### Provided information
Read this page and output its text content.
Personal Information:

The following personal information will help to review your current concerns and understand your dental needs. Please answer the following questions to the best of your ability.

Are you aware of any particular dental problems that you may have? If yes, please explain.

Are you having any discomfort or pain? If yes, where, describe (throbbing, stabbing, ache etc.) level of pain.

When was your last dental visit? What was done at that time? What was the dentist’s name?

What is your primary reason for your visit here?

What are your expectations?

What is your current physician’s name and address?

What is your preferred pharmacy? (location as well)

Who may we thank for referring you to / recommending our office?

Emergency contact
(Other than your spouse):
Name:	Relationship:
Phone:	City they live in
######
### Provided information
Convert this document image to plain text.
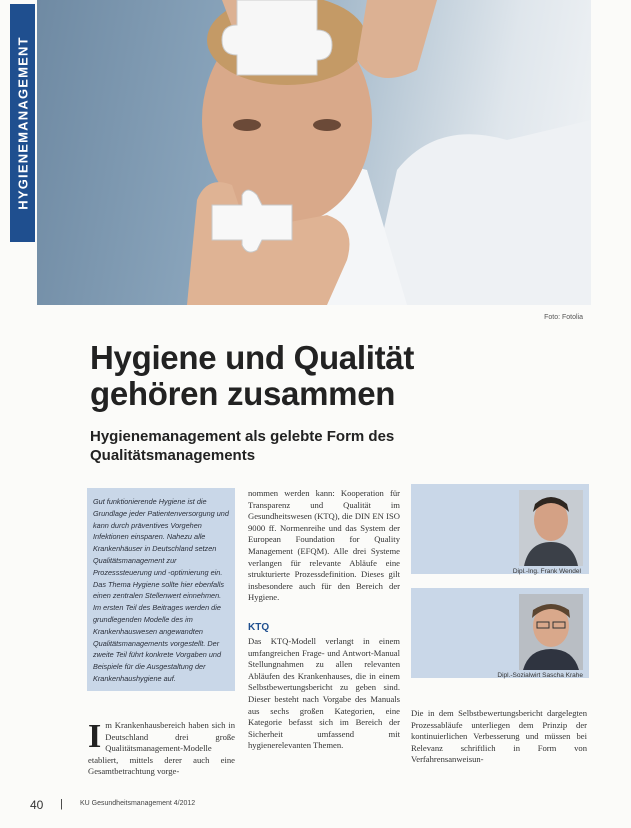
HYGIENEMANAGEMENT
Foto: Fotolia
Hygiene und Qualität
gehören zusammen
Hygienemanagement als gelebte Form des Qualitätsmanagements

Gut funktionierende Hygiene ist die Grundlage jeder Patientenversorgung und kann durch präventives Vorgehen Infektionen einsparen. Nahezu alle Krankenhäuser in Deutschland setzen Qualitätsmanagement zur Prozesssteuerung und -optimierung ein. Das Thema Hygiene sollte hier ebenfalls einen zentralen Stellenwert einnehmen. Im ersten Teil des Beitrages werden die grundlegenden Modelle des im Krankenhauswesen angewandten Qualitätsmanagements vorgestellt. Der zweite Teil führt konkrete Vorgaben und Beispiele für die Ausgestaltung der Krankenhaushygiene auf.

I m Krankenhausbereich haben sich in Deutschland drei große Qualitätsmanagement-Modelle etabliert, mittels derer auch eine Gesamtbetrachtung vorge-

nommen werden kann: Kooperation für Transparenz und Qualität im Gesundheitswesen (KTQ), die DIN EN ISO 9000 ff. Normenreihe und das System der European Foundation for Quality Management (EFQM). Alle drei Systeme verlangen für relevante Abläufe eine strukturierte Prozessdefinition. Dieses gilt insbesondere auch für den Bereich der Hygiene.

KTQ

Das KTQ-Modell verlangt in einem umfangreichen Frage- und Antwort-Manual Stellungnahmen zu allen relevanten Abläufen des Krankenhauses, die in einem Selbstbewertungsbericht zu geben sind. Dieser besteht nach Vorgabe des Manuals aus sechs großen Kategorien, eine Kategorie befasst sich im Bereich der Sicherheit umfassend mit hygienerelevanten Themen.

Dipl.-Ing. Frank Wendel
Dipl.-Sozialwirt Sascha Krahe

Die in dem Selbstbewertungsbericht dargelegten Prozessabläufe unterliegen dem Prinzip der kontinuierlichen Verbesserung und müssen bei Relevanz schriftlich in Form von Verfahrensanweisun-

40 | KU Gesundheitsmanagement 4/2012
######
*Set problem*
Look through the listing and extract every line with "Modelle" in it.

*Expected answer*
Gut funktionierende Hygiene ist die Grundlage jeder Patientenversorgung und kann durch präventives Vorgehen Infektionen einsparen. Nahezu alle Krankenhäuser in Deutschland setzen Qualitätsmanagement zur Prozesssteuerung und -optimierung ein. Das Thema Hygiene sollte hier ebenfalls einen zentralen Stellenwert einnehmen. Im ersten Teil des Beitrages werden die grundlegenden Modelle des im Krankenhauswesen angewandten Qualitätsmanagements vorgestellt. Der zweite Teil führt konkrete Vorgaben und Beispiele für die Ausgestaltung der Krankenhaushygiene auf.
I m Krankenhausbereich haben sich in Deutschland drei große Qualitätsmanagement-Modelle etabliert, mittels derer auch eine Gesamtbetrachtung vorge-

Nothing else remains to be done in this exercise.